##### Dataset rows #####
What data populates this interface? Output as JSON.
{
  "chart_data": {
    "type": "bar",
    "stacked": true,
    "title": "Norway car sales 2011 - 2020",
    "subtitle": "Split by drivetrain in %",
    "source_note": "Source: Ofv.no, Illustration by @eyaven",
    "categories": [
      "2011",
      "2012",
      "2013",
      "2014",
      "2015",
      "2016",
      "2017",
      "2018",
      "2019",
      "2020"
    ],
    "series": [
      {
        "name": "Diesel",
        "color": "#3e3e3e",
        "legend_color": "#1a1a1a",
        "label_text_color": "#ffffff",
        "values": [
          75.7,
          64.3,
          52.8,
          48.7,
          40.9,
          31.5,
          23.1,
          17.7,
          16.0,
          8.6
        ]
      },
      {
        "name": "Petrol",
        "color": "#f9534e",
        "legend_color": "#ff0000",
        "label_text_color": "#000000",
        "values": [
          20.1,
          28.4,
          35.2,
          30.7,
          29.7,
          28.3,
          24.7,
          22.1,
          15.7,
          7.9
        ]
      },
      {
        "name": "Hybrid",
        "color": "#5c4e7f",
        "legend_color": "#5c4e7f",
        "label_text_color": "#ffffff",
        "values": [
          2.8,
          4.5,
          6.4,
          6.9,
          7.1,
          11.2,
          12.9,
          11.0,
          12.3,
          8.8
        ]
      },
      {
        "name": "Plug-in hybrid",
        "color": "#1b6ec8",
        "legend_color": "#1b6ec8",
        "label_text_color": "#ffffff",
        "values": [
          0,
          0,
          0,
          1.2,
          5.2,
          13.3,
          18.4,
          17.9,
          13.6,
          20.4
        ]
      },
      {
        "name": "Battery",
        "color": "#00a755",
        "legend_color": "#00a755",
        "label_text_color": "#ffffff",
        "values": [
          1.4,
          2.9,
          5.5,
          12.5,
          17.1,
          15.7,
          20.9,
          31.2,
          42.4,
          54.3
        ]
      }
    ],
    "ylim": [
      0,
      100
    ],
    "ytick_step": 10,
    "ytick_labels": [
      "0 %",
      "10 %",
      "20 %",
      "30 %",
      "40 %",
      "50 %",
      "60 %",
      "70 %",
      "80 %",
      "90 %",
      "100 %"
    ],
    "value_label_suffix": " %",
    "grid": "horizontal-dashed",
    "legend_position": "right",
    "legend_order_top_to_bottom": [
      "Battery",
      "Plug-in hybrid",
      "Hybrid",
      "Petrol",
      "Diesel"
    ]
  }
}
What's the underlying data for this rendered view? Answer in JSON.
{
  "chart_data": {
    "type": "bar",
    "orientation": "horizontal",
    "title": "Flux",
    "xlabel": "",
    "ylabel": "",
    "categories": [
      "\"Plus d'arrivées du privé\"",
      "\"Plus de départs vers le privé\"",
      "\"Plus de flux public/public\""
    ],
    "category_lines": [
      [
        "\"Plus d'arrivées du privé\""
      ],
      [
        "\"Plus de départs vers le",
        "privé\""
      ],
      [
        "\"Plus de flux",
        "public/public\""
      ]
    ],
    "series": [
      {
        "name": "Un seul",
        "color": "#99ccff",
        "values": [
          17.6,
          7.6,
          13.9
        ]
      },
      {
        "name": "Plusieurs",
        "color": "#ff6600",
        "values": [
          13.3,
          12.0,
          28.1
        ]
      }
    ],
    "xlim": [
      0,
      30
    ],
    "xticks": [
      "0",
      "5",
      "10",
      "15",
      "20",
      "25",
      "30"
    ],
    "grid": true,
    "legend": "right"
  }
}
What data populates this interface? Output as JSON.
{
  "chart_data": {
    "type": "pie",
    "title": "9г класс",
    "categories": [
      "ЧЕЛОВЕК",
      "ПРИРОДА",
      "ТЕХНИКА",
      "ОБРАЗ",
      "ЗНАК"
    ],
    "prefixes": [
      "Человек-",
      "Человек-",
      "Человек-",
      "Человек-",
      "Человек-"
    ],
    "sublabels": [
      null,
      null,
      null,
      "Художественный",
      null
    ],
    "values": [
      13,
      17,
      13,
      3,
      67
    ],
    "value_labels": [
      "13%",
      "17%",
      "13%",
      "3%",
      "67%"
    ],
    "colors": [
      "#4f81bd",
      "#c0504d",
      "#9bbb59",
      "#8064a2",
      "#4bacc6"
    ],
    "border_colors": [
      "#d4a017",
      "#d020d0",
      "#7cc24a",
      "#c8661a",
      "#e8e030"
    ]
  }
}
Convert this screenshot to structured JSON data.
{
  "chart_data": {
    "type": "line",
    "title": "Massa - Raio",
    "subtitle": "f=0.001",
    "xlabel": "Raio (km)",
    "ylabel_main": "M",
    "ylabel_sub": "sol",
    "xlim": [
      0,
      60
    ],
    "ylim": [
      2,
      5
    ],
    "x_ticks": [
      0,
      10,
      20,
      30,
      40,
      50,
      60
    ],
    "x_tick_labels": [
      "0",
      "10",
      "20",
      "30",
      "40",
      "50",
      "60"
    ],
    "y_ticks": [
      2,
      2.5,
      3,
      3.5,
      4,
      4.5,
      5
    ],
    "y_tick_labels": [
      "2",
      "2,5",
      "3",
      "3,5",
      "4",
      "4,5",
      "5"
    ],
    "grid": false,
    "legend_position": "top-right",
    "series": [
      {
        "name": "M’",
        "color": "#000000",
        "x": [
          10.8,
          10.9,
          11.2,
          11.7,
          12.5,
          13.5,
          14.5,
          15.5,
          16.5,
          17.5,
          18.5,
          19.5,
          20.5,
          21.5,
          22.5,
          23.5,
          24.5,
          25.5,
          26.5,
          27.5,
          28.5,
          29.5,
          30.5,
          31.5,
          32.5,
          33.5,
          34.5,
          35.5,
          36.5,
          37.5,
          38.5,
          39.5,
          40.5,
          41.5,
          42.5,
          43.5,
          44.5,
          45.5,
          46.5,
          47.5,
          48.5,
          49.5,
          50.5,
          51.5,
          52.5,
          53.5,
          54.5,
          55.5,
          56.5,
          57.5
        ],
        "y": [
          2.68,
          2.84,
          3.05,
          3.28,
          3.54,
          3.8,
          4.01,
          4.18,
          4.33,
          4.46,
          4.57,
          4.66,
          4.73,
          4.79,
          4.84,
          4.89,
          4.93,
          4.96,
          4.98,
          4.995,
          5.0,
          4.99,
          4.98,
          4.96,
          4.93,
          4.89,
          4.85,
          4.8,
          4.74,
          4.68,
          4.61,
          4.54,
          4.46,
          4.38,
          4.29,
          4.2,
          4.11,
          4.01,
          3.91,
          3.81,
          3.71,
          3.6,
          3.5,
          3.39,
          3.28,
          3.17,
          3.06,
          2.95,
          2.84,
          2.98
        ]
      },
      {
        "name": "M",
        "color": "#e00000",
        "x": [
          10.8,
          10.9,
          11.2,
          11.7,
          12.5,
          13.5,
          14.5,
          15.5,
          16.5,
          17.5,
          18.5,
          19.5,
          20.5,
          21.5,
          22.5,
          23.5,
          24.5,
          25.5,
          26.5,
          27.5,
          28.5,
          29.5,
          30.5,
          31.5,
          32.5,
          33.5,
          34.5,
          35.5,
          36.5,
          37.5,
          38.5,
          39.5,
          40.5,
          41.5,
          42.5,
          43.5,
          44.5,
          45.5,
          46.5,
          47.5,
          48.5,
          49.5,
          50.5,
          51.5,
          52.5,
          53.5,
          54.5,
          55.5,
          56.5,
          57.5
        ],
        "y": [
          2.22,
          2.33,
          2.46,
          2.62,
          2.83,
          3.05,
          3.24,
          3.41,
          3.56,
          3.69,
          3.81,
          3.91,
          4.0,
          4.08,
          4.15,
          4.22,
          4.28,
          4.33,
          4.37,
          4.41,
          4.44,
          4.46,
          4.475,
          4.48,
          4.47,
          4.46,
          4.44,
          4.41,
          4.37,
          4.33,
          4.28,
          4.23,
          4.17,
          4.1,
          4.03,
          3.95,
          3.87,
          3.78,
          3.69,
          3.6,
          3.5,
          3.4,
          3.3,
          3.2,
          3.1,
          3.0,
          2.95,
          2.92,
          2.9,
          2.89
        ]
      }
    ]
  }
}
#####
_What to produce_
Pull out the lines above in which the word "right" appears.

_Exercise solution_
    "legend_position": "right",
    "legend": "right"
    "legend_position": "top-right",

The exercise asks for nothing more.